**Written task:** Return a copy of every line in the records that includes the word "HowtoStudyKorean".

Saved entries
_ _ _ _

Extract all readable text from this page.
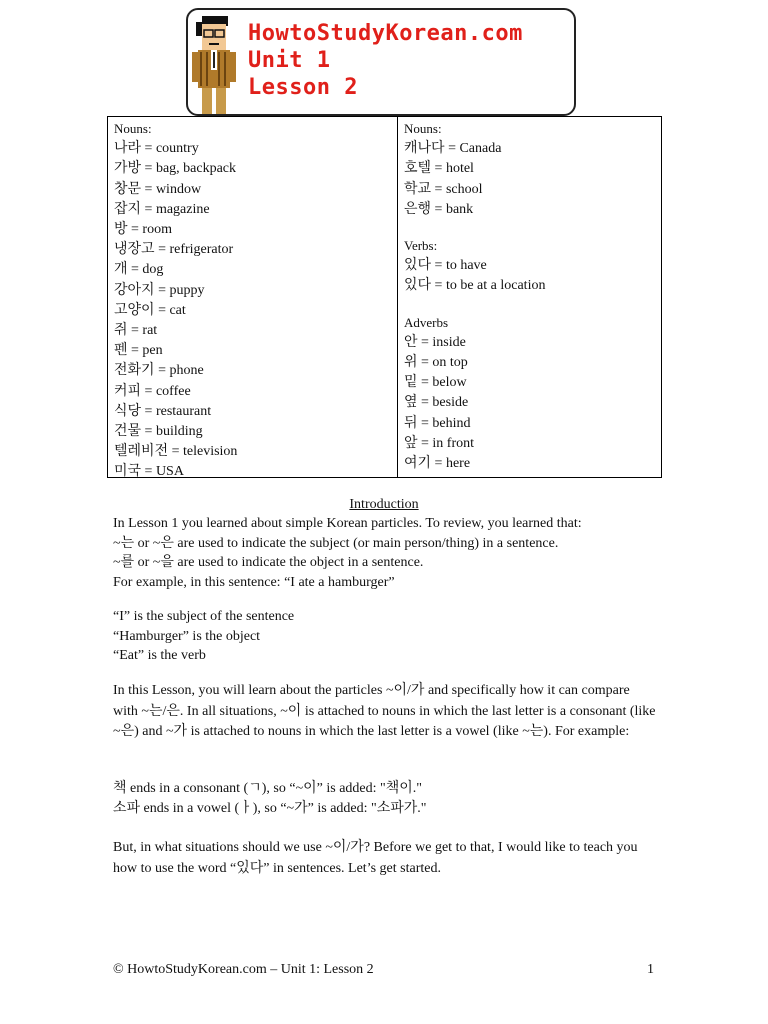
HowtoStudyKorean.com
Unit 1
Lesson 2
Nouns:
나라 = country
가방 = bag, backpack
창문 = window
잡지 = magazine
방 = room
냉장고 = refrigerator
개 = dog
강아지 = puppy
고양이 = cat
쥐 = rat
펜 = pen
전화기 = phone
커피 = coffee
식당 = restaurant
건물 = building
텔레비전 = television
미국 = USA
Nouns:
캐나다 = Canada
호텔 = hotel
학교 = school
은행 = bank
Verbs:
있다 = to have
있다 = to be at a location
Adverbs
안 = inside
위 = on top
밑 = below
옆 = beside
뒤 = behind
앞 = in front
여기 = here
Introduction

In Lesson 1 you learned about simple Korean particles. To review, you learned that:

~는 or ~은 are used to indicate the subject (or main person/thing) in a sentence.

~를 or ~을 are used to indicate the object in a sentence.

For example, in this sentence: “I ate a hamburger”

“I” is the subject of the sentence

“Hamburger” is the object

“Eat” is the verb

In this Lesson, you will learn about the particles ~이/가 and specifically how it can compare with ~는/은. In all situations, ~이 is attached to nouns in which the last letter is a consonant (like ~은) and ~가 is attached to nouns in which the last letter is a vowel (like ~는). For example:

책 ends in a consonant (ㄱ), so “~이” is added: "책이."

소파 ends in a vowel (ㅏ), so “~가” is added: "소파가."

But, in what situations should we use ~이/가? Before we get to that, I would like to teach you how to use the word “있다” in sentences. Let’s get started.

© HowtoStudyKorean.com – Unit 1: Lesson 2	1
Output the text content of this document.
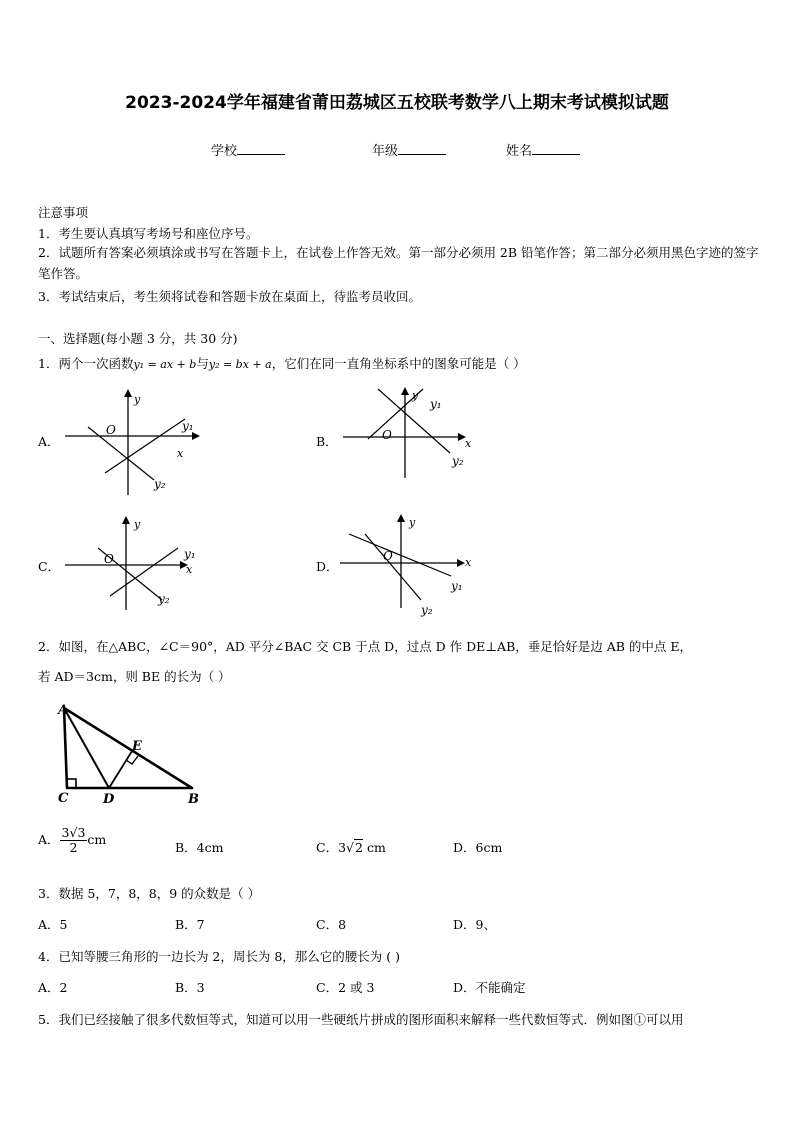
2023-2024学年福建省莆田荔城区五校联考数学八上期末考试模拟试题
学校	年级	姓名
注意事项
1．考生要认真填写考场号和座位序号。
2．试题所有答案必须填涂或书写在答题卡上，在试卷上作答无效。第一部分必须用 2B 铅笔作答；第二部分必须用黑色字迹的签字笔作答。
3．考试结束后，考生须将试卷和答题卡放在桌面上，待监考员收回。
一、选择题(每小题 3 分，共 30 分)
1．两个一次函数y₁ = ax + b与y₂ = bx + a，它们在同一直角坐标系中的图象可能是（ ）
A．	B．
C．	D．
y
x
O	y₁
y₂
y
x
O
y₁
y₂
y
x
O	y₁
y₂
y
x
O
y₁
y₂
2．如图，在△ABC，∠C＝90°，AD 平分∠BAC 交 CB 于点 D，过点 D 作 DE⊥AB，垂足恰好是边 AB 的中点 E，
若 AD＝3cm，则 BE 的长为（ ）
A
C	D	B
E
A． $\frac{3√3}{2}$ cm
B．4cm	C．3√2 cm	D．6cm
3．数据 5，7，8，8，9 的众数是（ ）
A．5	B．7	C．8	D．9、
4．已知等腰三角形的一边长为 2，周长为 8，那么它的腰长为 ( )
A．2	B．3	C．2 或 3	D．不能确定
5．我们已经接触了很多代数恒等式，知道可以用一些硬纸片拼成的图形面积来解释一些代数恒等式．例如图①可以用
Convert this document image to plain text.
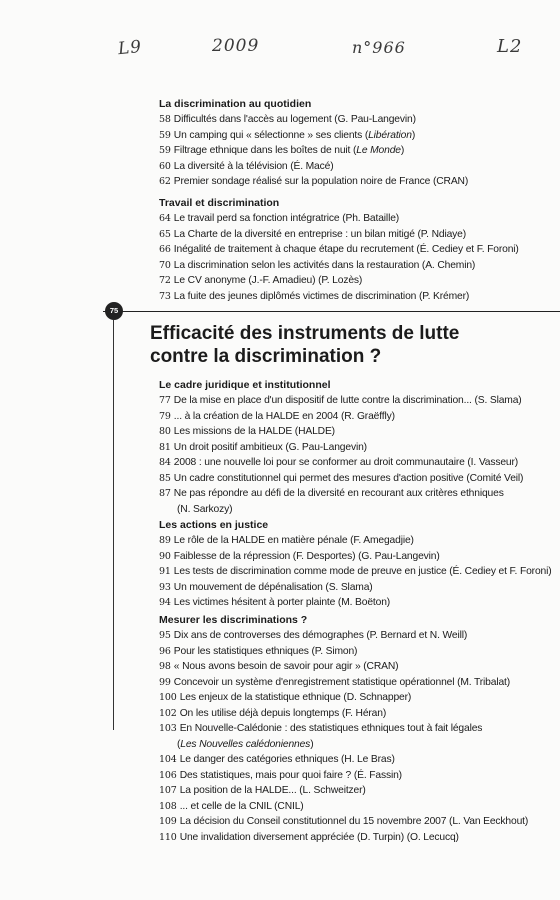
L9	2009	n°966	L2
La discrimination au quotidien
58 Difficultés dans l'accès au logement (G. Pau-Langevin)
59 Un camping qui « sélectionne » ses clients (Libération)
59 Filtrage ethnique dans les boîtes de nuit (Le Monde)
60 La diversité à la télévision (É. Macé)
62 Premier sondage réalisé sur la population noire de France (CRAN)
Travail et discrimination
64 Le travail perd sa fonction intégratrice (Ph. Bataille)
65 La Charte de la diversité en entreprise : un bilan mitigé (P. Ndiaye)
66 Inégalité de traitement à chaque étape du recrutement (É. Cediey et F. Foroni)
70 La discrimination selon les activités dans la restauration (A. Chemin)
72 Le CV anonyme (J.-F. Amadieu) (P. Lozès)
73 La fuite des jeunes diplômés victimes de discrimination (P. Krémer)
75
Efficacité des instruments de lutte
contre la discrimination ?
Le cadre juridique et institutionnel
77 De la mise en place d'un dispositif de lutte contre la discrimination... (S. Slama)
79 ... à la création de la HALDE en 2004 (R. Graëffly)
80 Les missions de la HALDE (HALDE)
81 Un droit positif ambitieux (G. Pau-Langevin)
84 2008 : une nouvelle loi pour se conformer au droit communautaire (I. Vasseur)
85 Un cadre constitutionnel qui permet des mesures d'action positive (Comité Veil)
87 Ne pas répondre au défi de la diversité en recourant aux critères ethniques
(N. Sarkozy)
Les actions en justice
89 Le rôle de la HALDE en matière pénale (F. Amegadjie)
90 Faiblesse de la répression (F. Desportes) (G. Pau-Langevin)
91 Les tests de discrimination comme mode de preuve en justice (É. Cediey et F. Foroni)
93 Un mouvement de dépénalisation (S. Slama)
94 Les victimes hésitent à porter plainte (M. Boëton)
Mesurer les discriminations ?
95 Dix ans de controverses des démographes (P. Bernard et N. Weill)
96 Pour les statistiques ethniques (P. Simon)
98 « Nous avons besoin de savoir pour agir » (CRAN)
99 Concevoir un système d'enregistrement statistique opérationnel (M. Tribalat)
100 Les enjeux de la statistique ethnique (D. Schnapper)
102 On les utilise déjà depuis longtemps (F. Héran)
103 En Nouvelle-Calédonie : des statistiques ethniques tout à fait légales
(Les Nouvelles calédoniennes)
104 Le danger des catégories ethniques (H. Le Bras)
106 Des statistiques, mais pour quoi faire ? (É. Fassin)
107 La position de la HALDE... (L. Schweitzer)
108 ... et celle de la CNIL (CNIL)
109 La décision du Conseil constitutionnel du 15 novembre 2007 (L. Van Eeckhout)
110 Une invalidation diversement appréciée (D. Turpin) (O. Lecucq)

_ _ _ _

**Result of this task:**
HowtoStudyKorean.com
© HowtoStudyKorean.com – Unit 1: Lesson 2	1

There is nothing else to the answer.